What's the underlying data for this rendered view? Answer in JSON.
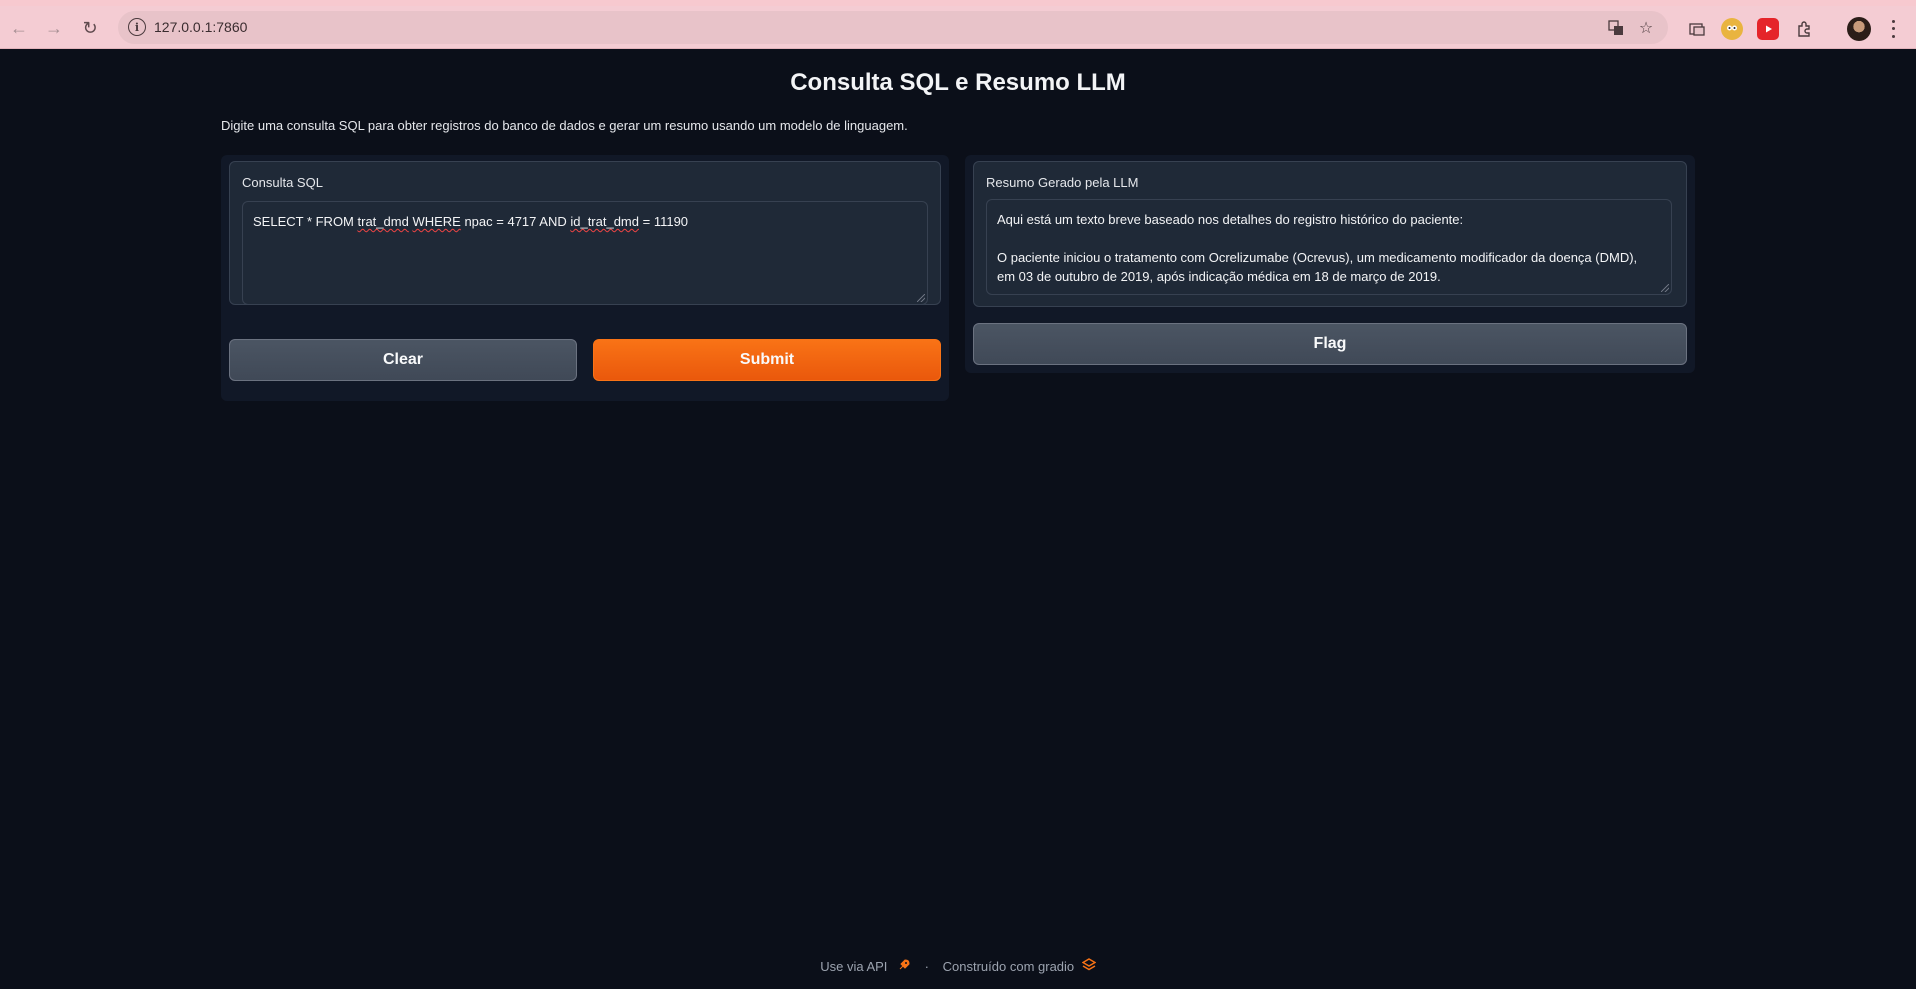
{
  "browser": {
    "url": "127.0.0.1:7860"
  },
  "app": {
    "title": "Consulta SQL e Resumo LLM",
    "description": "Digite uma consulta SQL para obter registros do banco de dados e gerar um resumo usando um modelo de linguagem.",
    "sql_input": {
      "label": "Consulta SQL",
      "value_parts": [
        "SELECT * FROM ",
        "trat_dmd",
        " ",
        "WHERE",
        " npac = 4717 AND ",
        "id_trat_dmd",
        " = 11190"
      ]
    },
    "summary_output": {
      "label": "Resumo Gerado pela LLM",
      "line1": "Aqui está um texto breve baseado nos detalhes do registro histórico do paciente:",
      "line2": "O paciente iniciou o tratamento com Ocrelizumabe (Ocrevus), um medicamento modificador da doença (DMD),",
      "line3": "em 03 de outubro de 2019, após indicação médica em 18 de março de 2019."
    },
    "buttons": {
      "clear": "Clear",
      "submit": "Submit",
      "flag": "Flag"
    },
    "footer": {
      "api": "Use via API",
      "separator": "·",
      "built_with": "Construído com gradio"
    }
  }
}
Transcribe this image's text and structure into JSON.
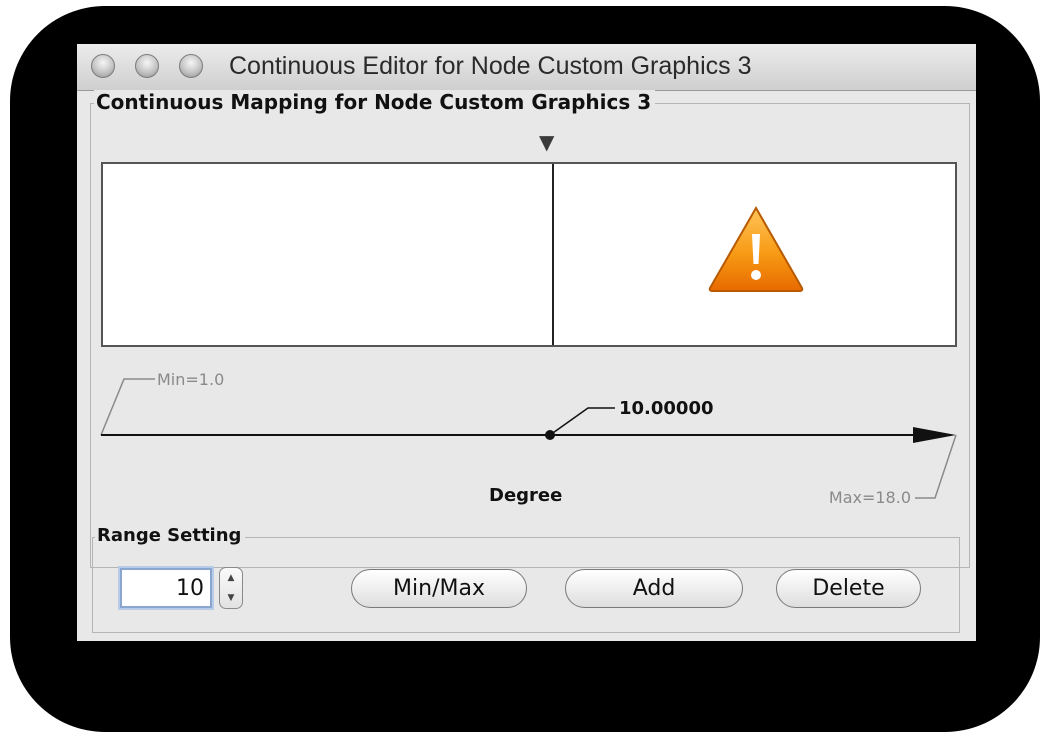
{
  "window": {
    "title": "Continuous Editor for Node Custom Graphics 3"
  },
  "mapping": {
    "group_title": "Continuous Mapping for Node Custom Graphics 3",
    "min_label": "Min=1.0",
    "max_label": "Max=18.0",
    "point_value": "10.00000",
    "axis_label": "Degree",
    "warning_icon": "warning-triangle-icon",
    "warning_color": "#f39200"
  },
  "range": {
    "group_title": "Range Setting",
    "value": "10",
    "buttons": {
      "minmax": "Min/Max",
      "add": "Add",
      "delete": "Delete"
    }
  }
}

────────────────────────────────────────

**Stated exercise**
Copy each line of the records precisely and drop any images they hold.

**Solved exercise**
What's the underlying data for this rendered view? Answer in JSON.
{
  "browser": {
    "url": "127.0.0.1:7860"
  },
  "app": {
    "title": "Consulta SQL e Resumo LLM",
    "description": "Digite uma consulta SQL para obter registros do banco de dados e gerar um resumo usando um modelo de linguagem.",
    "sql_input": {
      "label": "Consulta SQL",
      "value_parts": [
        "SELECT * FROM ",
        "trat_dmd",
        " ",
        "WHERE",
        " npac = 4717 AND ",
        "id_trat_dmd",
        " = 11190"
      ]
    },
    "summary_output": {
      "label": "Resumo Gerado pela LLM",
      "line1": "Aqui está um texto breve baseado nos detalhes do registro histórico do paciente:",
      "line2": "O paciente iniciou o tratamento com Ocrelizumabe (Ocrevus), um medicamento modificador da doença (DMD),",
      "line3": "em 03 de outubro de 2019, após indicação médica em 18 de março de 2019."
    },
    "buttons": {
      "clear": "Clear",
      "submit": "Submit",
      "flag": "Flag"
    },
    "footer": {
      "api": "Use via API",
      "separator": "·",
      "built_with": "Construído com gradio"
    }
  }
}
Transcribe this image's text and structure into JSON.
{
  "window": {
    "title": "Continuous Editor for Node Custom Graphics 3"
  },
  "mapping": {
    "group_title": "Continuous Mapping for Node Custom Graphics 3",
    "min_label": "Min=1.0",
    "max_label": "Max=18.0",
    "point_value": "10.00000",
    "axis_label": "Degree",
    "warning_icon": "warning-triangle-icon",
    "warning_color": "#f39200"
  },
  "range": {
    "group_title": "Range Setting",
    "value": "10",
    "buttons": {
      "minmax": "Min/Max",
      "add": "Add",
      "delete": "Delete"
    }
  }
}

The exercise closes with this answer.